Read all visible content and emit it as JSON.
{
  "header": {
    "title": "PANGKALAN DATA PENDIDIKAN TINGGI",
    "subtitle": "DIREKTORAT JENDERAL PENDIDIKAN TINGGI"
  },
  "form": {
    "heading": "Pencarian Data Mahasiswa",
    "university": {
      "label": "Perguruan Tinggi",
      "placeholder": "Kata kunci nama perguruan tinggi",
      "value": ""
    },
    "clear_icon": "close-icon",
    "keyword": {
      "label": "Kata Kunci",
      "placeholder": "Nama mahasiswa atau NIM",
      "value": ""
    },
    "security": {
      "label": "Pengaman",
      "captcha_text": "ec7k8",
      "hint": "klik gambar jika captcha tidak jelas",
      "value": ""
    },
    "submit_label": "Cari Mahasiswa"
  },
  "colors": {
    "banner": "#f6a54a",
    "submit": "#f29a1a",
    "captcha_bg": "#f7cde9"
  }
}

== == ==

→ TO DO:
Go through the material above line by line and copy it exactly.

→ CORRECT RESPONSE:
Read all visible content and emit it as JSON.
{
  "header": {
    "title": "PANGKALAN DATA PENDIDIKAN TINGGI",
    "subtitle": "DIREKTORAT JENDERAL PENDIDIKAN TINGGI"
  },
  "form": {
    "heading": "Pencarian Data Mahasiswa",
    "university": {
      "label": "Perguruan Tinggi",
      "placeholder": "Kata kunci nama perguruan tinggi",
      "value": ""
    },
    "clear_icon": "close-icon",
    "keyword": {
      "label": "Kata Kunci",
      "placeholder": "Nama mahasiswa atau NIM",
      "value": ""
    },
    "security": {
      "label": "Pengaman",
      "captcha_text": "ec7k8",
      "hint": "klik gambar jika captcha tidak jelas",
      "value": ""
    },
    "submit_label": "Cari Mahasiswa"
  },
  "colors": {
    "banner": "#f6a54a",
    "submit": "#f29a1a",
    "captcha_bg": "#f7cde9"
  }
}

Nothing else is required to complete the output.